The exercise → Rewrite the records from the start through the line that contains "menu-item-search[interactable]: Search bbox=[180, 44, 474, 116]", inclusive, replacing "folder-icon" with "directory-icon" and leaving everything else unchanged.

--------------------------------------------------

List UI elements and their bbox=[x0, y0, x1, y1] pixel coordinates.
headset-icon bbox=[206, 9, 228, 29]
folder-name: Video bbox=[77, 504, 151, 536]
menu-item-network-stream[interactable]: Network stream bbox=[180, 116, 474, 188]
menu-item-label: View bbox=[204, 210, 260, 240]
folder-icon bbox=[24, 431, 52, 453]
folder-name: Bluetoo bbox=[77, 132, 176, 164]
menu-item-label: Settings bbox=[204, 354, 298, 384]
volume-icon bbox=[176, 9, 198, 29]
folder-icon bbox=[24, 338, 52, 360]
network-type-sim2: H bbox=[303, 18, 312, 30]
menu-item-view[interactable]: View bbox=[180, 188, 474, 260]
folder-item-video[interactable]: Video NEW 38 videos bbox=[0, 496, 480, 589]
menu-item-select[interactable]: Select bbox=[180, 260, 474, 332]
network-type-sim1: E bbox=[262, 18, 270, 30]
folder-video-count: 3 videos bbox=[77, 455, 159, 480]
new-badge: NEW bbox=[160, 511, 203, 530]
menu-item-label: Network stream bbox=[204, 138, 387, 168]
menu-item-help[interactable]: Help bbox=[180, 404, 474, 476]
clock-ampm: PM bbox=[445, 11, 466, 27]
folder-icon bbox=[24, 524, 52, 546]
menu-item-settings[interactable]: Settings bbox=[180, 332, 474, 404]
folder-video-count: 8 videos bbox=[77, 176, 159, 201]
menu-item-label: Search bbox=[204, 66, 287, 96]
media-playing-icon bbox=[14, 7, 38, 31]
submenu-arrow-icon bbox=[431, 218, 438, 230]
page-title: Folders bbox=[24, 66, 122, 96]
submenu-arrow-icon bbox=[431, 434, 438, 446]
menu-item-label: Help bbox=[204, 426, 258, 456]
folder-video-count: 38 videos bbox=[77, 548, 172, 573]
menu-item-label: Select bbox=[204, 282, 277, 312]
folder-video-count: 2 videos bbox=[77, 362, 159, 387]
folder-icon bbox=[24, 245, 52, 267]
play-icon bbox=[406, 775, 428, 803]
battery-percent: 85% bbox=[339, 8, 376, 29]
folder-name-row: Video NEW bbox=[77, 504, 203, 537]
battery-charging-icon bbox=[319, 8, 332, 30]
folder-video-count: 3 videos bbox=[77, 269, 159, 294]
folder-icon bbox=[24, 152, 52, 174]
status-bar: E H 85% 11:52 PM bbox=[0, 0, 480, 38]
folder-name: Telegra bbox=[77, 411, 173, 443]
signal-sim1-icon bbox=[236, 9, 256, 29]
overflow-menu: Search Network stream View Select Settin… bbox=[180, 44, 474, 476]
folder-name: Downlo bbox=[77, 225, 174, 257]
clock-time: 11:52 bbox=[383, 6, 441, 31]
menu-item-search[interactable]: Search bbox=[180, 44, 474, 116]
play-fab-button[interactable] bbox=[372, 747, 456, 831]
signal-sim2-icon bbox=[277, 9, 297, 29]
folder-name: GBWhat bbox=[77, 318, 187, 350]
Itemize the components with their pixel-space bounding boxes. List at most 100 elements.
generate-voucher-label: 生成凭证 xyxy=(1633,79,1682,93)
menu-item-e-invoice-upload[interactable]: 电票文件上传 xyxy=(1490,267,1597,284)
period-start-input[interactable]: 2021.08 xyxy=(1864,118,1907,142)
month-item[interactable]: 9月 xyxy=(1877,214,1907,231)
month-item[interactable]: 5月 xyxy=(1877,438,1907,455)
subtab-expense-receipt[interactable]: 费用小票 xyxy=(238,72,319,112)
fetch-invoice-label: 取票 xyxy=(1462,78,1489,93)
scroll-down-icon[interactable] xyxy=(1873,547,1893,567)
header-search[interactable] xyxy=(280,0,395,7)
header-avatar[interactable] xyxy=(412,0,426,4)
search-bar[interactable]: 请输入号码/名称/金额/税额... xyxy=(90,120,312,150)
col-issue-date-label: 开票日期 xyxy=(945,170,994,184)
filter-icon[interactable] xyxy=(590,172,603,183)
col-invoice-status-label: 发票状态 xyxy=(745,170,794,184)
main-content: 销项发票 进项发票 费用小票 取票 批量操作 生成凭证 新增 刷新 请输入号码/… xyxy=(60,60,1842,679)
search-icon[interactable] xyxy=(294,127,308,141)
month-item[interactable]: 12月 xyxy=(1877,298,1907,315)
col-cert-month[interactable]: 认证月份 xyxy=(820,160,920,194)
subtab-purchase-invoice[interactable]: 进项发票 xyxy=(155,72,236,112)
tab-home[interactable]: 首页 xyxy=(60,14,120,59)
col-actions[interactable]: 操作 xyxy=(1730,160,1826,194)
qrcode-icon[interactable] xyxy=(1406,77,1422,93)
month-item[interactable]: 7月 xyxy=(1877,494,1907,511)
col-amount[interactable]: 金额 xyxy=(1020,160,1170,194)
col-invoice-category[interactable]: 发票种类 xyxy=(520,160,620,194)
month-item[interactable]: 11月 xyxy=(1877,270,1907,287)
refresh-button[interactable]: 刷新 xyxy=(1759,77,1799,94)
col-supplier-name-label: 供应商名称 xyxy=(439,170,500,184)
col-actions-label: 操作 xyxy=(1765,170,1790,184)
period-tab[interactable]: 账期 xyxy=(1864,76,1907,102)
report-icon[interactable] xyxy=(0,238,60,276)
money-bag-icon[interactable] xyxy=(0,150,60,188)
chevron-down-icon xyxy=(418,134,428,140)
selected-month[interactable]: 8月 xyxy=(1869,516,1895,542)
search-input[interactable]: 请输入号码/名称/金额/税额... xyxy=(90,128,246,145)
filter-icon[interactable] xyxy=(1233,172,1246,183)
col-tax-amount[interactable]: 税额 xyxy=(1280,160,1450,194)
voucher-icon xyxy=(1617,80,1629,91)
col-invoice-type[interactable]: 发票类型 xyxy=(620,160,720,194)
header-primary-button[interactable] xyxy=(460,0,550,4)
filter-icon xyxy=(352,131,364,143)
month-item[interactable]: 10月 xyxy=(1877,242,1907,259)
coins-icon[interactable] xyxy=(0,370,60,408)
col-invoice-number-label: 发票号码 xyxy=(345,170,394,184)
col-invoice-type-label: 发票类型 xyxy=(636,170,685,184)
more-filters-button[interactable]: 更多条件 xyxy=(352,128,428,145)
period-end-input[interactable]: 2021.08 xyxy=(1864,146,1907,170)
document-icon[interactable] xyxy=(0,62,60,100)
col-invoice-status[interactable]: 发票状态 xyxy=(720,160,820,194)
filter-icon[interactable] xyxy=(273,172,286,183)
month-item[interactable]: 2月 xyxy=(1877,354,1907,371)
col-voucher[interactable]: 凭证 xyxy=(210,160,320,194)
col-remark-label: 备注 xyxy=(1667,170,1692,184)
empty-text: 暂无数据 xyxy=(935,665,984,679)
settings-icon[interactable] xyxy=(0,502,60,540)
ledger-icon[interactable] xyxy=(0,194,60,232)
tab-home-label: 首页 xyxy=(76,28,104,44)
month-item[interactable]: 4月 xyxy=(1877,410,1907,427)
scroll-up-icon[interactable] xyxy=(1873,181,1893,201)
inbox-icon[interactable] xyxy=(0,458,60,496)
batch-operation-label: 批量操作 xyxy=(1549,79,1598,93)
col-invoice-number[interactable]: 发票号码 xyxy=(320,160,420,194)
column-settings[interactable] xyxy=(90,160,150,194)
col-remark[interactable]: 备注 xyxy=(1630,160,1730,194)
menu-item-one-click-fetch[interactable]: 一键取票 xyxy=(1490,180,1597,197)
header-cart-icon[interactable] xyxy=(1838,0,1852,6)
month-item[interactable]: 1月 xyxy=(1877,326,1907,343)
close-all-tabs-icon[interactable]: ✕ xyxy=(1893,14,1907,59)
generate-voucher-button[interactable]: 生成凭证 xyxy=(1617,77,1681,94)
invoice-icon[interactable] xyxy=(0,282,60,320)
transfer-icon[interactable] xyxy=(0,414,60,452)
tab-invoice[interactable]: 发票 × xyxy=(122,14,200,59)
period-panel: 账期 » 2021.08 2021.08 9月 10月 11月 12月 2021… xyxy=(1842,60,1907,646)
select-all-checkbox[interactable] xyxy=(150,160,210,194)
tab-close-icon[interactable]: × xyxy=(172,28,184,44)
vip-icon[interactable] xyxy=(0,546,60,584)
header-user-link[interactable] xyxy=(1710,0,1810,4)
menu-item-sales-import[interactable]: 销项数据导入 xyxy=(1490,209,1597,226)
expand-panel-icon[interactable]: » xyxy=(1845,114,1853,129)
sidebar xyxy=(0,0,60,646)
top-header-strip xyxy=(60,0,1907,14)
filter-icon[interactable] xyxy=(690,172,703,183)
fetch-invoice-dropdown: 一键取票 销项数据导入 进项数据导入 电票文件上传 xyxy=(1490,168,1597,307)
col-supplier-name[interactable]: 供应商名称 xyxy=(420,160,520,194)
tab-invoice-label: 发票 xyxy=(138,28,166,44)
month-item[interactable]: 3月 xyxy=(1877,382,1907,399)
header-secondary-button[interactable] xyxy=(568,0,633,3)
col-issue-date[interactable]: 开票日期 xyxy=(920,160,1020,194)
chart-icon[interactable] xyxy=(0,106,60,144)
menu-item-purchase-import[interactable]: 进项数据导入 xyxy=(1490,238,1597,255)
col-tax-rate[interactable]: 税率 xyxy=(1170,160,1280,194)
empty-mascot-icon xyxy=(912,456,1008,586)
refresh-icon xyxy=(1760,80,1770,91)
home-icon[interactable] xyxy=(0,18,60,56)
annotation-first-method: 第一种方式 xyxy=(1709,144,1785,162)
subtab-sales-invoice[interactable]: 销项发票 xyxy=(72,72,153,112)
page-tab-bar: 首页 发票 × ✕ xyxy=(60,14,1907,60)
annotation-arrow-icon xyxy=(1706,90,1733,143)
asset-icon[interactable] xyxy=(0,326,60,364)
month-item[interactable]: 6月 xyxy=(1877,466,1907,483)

--------------------------------------------------

Result of the exercise →
List UI elements and their bbox=[x0, y0, x1, y1] pixel coordinates.
headset-icon bbox=[206, 9, 228, 29]
folder-name: Video bbox=[77, 504, 151, 536]
menu-item-network-stream[interactable]: Network stream bbox=[180, 116, 474, 188]
menu-item-label: View bbox=[204, 210, 260, 240]
directory-icon bbox=[24, 431, 52, 453]
folder-name: Bluetoo bbox=[77, 132, 176, 164]
menu-item-label: Settings bbox=[204, 354, 298, 384]
volume-icon bbox=[176, 9, 198, 29]
directory-icon bbox=[24, 338, 52, 360]
network-type-sim2: H bbox=[303, 18, 312, 30]
menu-item-view[interactable]: View bbox=[180, 188, 474, 260]
folder-item-video[interactable]: Video NEW 38 videos bbox=[0, 496, 480, 589]
menu-item-select[interactable]: Select bbox=[180, 260, 474, 332]
network-type-sim1: E bbox=[262, 18, 270, 30]
folder-video-count: 3 videos bbox=[77, 455, 159, 480]
new-badge: NEW bbox=[160, 511, 203, 530]
menu-item-label: Network stream bbox=[204, 138, 387, 168]
menu-item-help[interactable]: Help bbox=[180, 404, 474, 476]
clock-ampm: PM bbox=[445, 11, 466, 27]
directory-icon bbox=[24, 524, 52, 546]
menu-item-settings[interactable]: Settings bbox=[180, 332, 474, 404]
folder-video-count: 8 videos bbox=[77, 176, 159, 201]
menu-item-label: Search bbox=[204, 66, 287, 96]
media-playing-icon bbox=[14, 7, 38, 31]
submenu-arrow-icon bbox=[431, 218, 438, 230]
page-title: Folders bbox=[24, 66, 122, 96]
submenu-arrow-icon bbox=[431, 434, 438, 446]
menu-item-label: Help bbox=[204, 426, 258, 456]
folder-video-count: 38 videos bbox=[77, 548, 172, 573]
menu-item-label: Select bbox=[204, 282, 277, 312]
folder-video-count: 2 videos bbox=[77, 362, 159, 387]
directory-icon bbox=[24, 245, 52, 267]
play-icon bbox=[406, 775, 428, 803]
battery-percent: 85% bbox=[339, 8, 376, 29]
folder-name-row: Video NEW bbox=[77, 504, 203, 537]
battery-charging-icon bbox=[319, 8, 332, 30]
folder-video-count: 3 videos bbox=[77, 269, 159, 294]
directory-icon bbox=[24, 152, 52, 174]
status-bar: E H 85% 11:52 PM bbox=[0, 0, 480, 38]
folder-name: Telegra bbox=[77, 411, 173, 443]
signal-sim1-icon bbox=[236, 9, 256, 29]
overflow-menu: Search Network stream View Select Settin… bbox=[180, 44, 474, 476]
folder-name: Downlo bbox=[77, 225, 174, 257]
clock-time: 11:52 bbox=[383, 6, 441, 31]
menu-item-search[interactable]: Search bbox=[180, 44, 474, 116]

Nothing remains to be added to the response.